[Problem to work on]: Return the count of lines that hold the string "autor", with no other words.
+++ Input +++
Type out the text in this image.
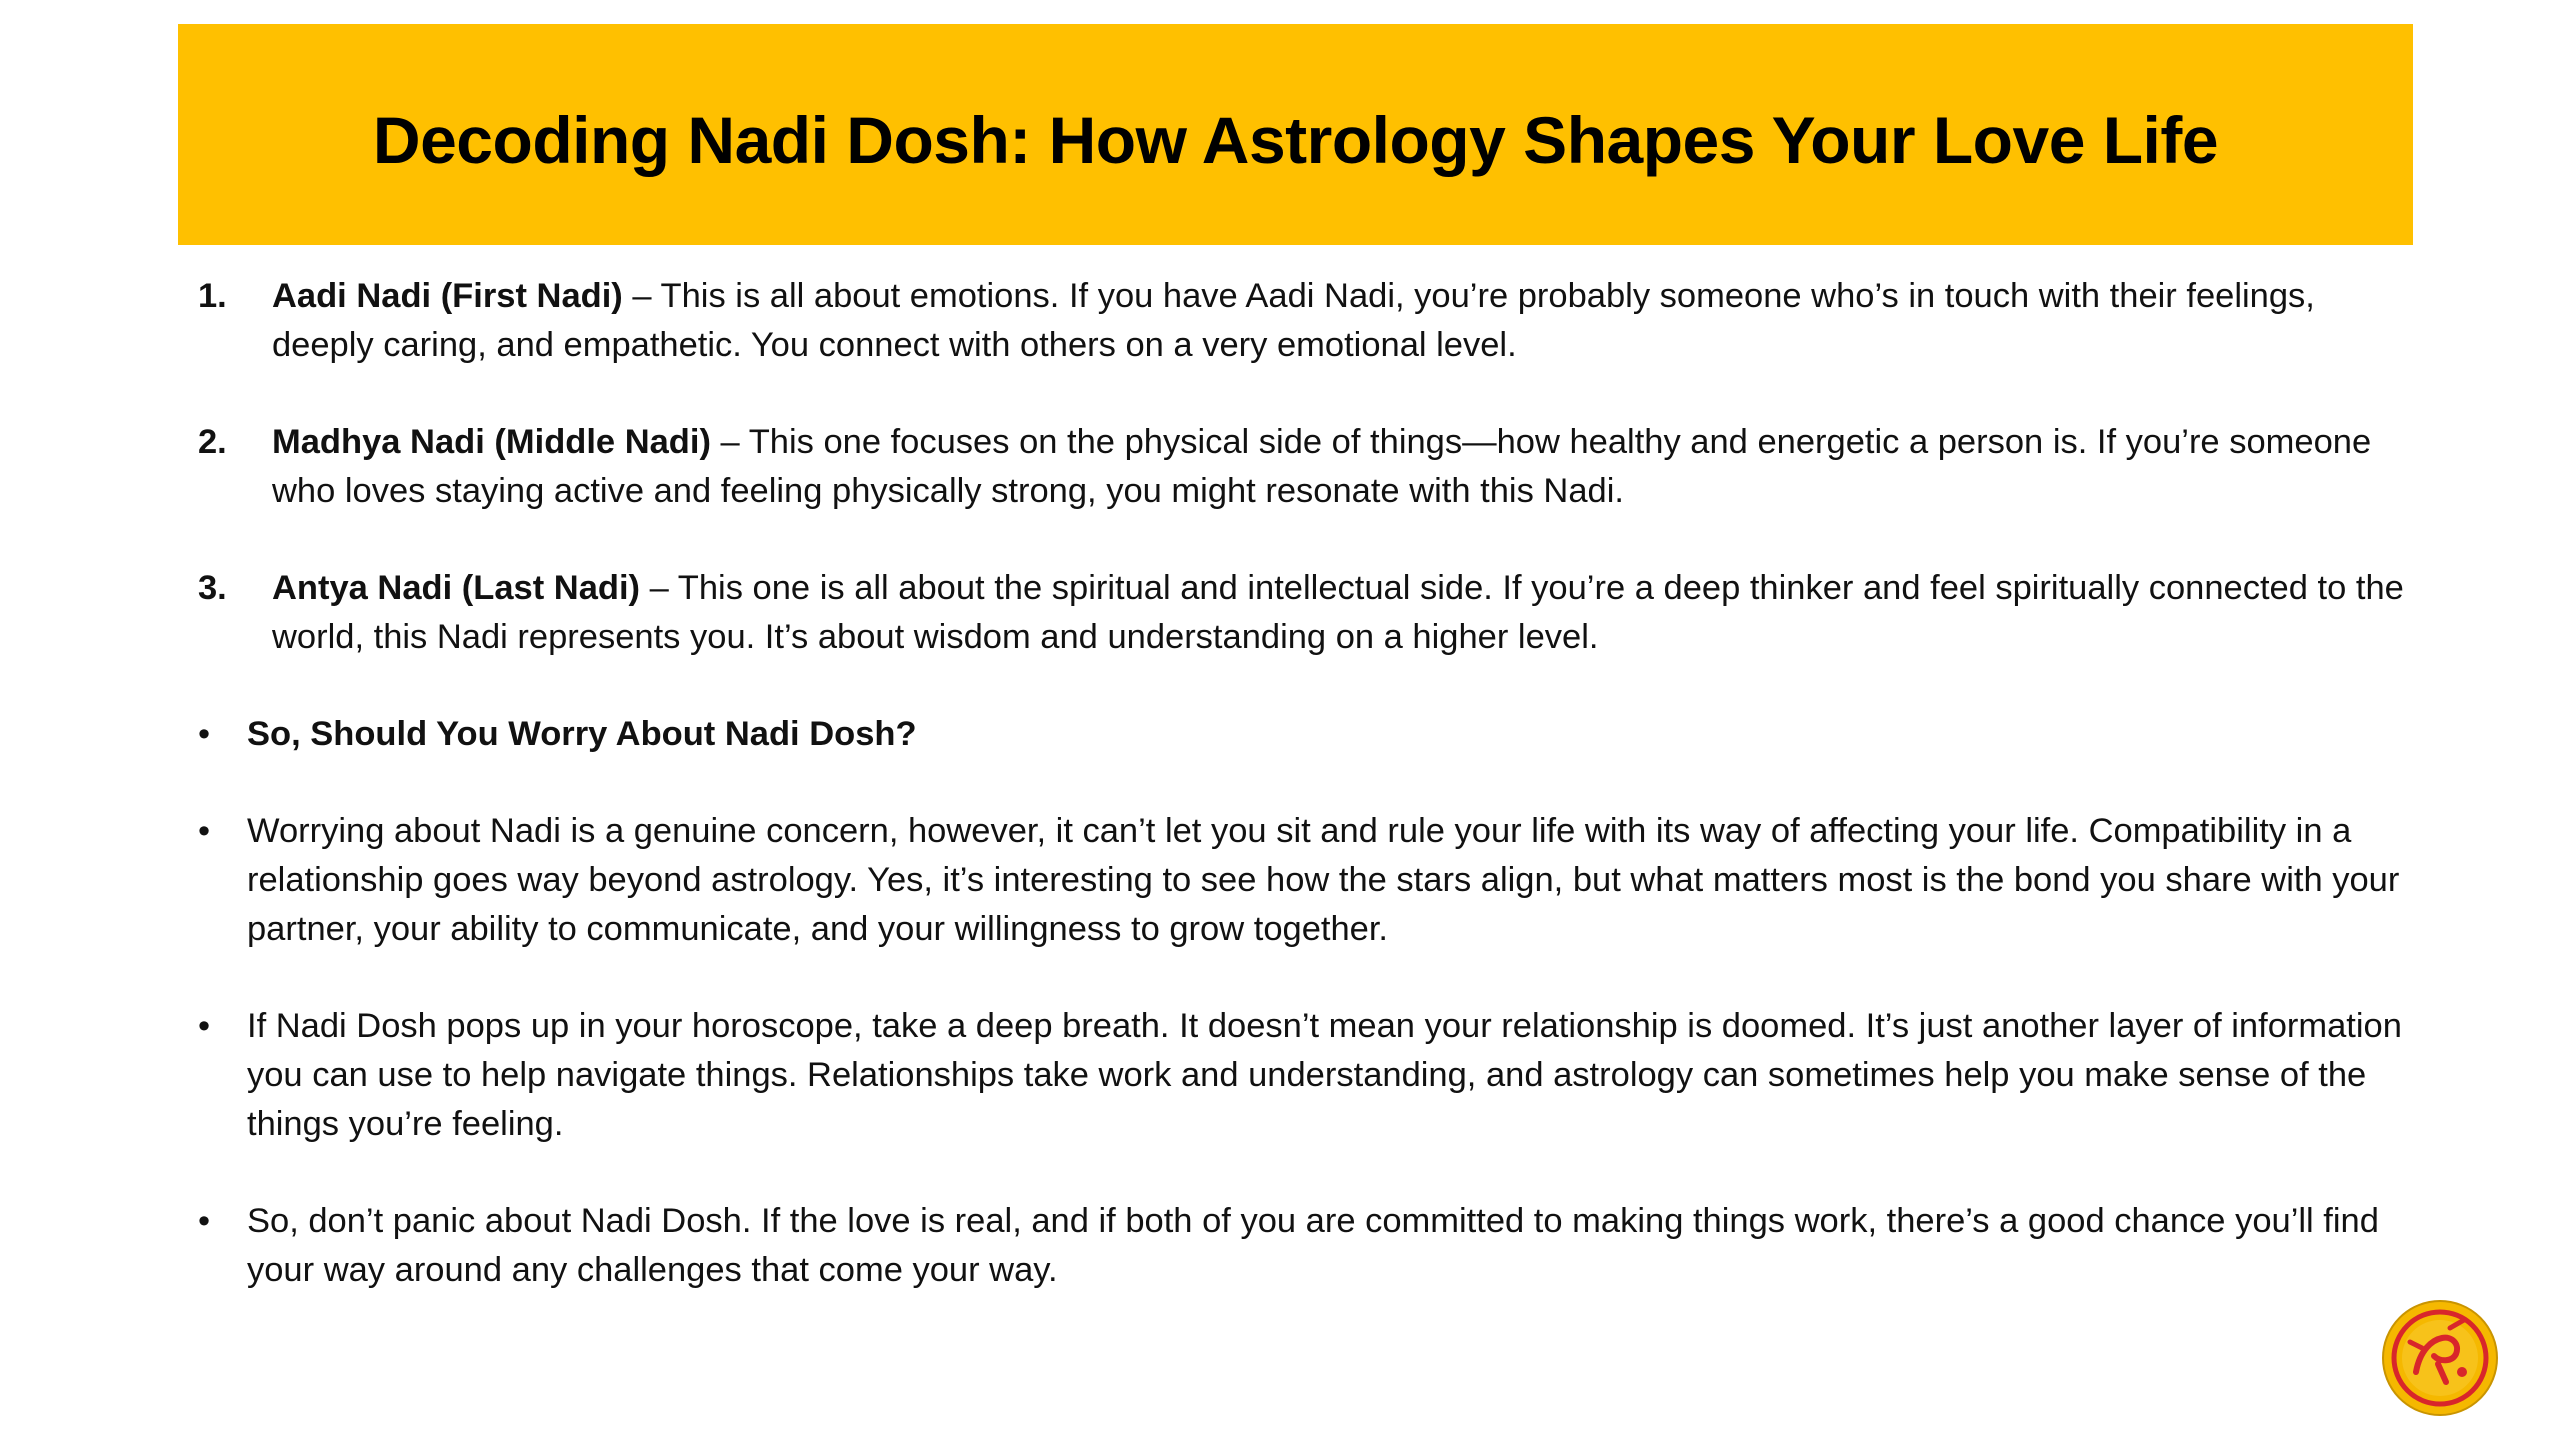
Decoding Nadi Dosh: How Astrology Shapes Your Love Life
1. Aadi Nadi (First Nadi) – This is all about emotions. If you have Aadi Nadi, you’re probably someone who’s in touch with their feelings, deeply caring, and empathetic. You connect with others on a very emotional level.
2. Madhya Nadi (Middle Nadi) – This one focuses on the physical side of things—how healthy and energetic a person is. If you’re someone who loves staying active and feeling physically strong, you might resonate with this Nadi.
3. Antya Nadi (Last Nadi) – This one is all about the spiritual and intellectual side. If you’re a deep thinker and feel spiritually connected to the world, this Nadi represents you. It’s about wisdom and understanding on a higher level.
• So, Should You Worry About Nadi Dosh?
• Worrying about Nadi is a genuine concern, however, it can’t let you sit and rule your life with its way of affecting your life. Compatibility in a relationship goes way beyond astrology. Yes, it’s interesting to see how the stars align, but what matters most is the bond you share with your partner, your ability to communicate, and your willingness to grow together.
• If Nadi Dosh pops up in your horoscope, take a deep breath. It doesn’t mean your relationship is doomed. It’s just another layer of information you can use to help navigate things. Relationships take work and understanding, and astrology can sometimes help you make sense of the things you’re feeling.
• So, don’t panic about Nadi Dosh. If the love is real, and if both of you are committed to making things work, there’s a good chance you’ll find your way around any challenges that come your way.
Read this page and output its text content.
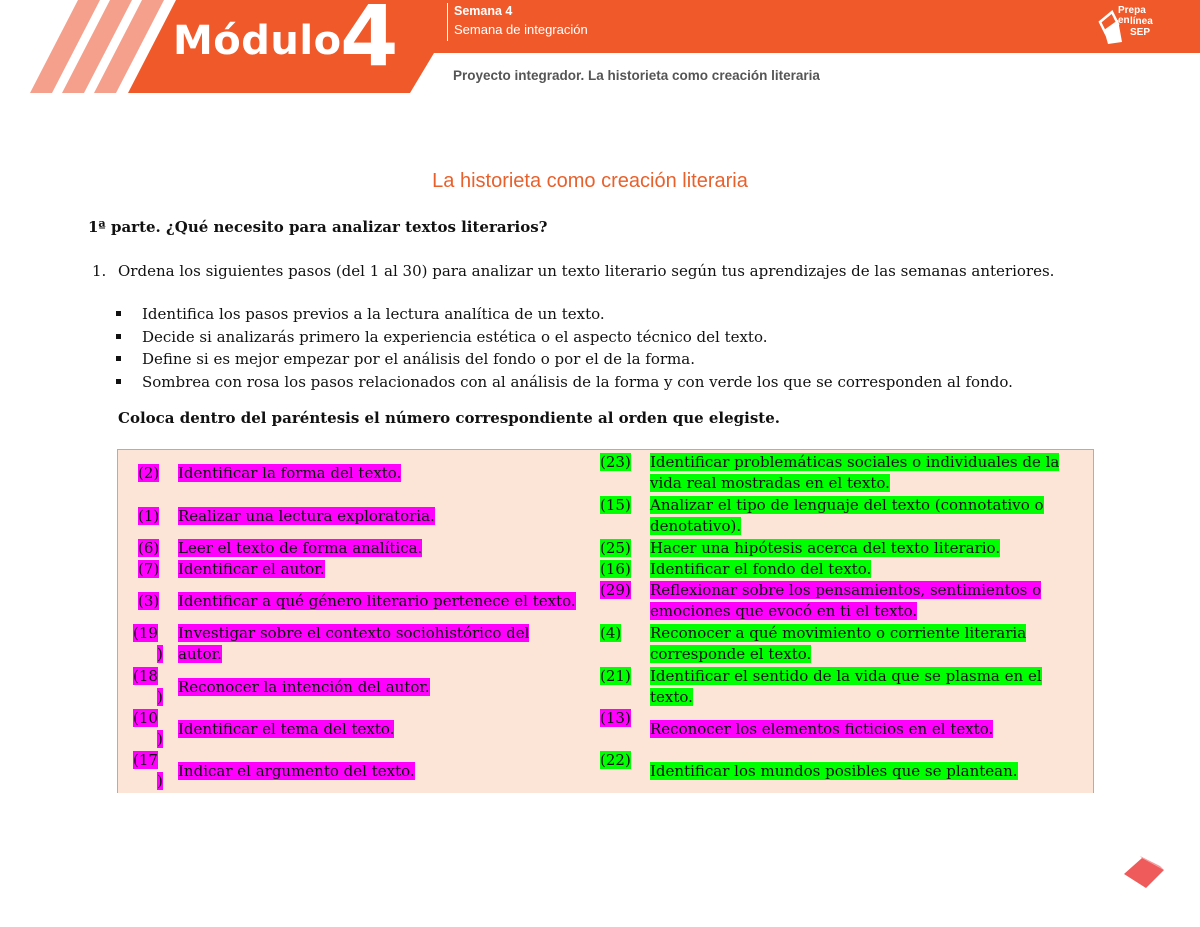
Módulo
4	Semana 4
Semana de integración
Proyecto integrador. La historieta como creación literaria
Prepa en línea
SEP
La historieta como creación literaria
1ª parte. ¿Qué necesito para analizar textos literarios?
1. Ordena los siguientes pasos (del 1 al 30) para analizar un texto literario según tus aprendizajes de las semanas anteriores.
Identifica los pasos previos a la lectura analítica de un texto.
Decide si analizarás primero la experiencia estética o el aspecto técnico del texto.
Define si es mejor empezar por el análisis del fondo o por el de la forma.
Sombrea con rosa los pasos relacionados con al análisis de la forma y con verde los que se corresponden al fondo.
Coloca dentro del paréntesis el número correspondiente al orden que elegiste.
(2) Identificar la forma del texto.
(1) Realizar una lectura exploratoria.
(6) Leer el texto de forma analítica.
(7) Identificar el autor.
(3) Identificar a qué género literario pertenece el texto.
(19
)
Investigar sobre el contexto sociohistórico del
autor.
(18
)
Reconocer la intención del autor.
(10
)
Identificar el tema del texto.
(17
)
Indicar el argumento del texto.
(23) Identificar problemáticas sociales o individuales de la
vida real mostradas en el texto.
(15) Analizar el tipo de lenguaje del texto (connotativo o
denotativo).
(25) Hacer una hipótesis acerca del texto literario.
(16) Identificar el fondo del texto.
(29) Reflexionar sobre los pensamientos, sentimientos o
emociones que evocó en ti el texto.
(4) Reconocer a qué movimiento o corriente literaria
corresponde el texto.
(21) Identificar el sentido de la vida que se plasma en el
texto.
(13)
Reconocer los elementos ficticios en el texto.
(22)
Identificar los mundos posibles que se plantean.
+++
[Reply to the task]: 3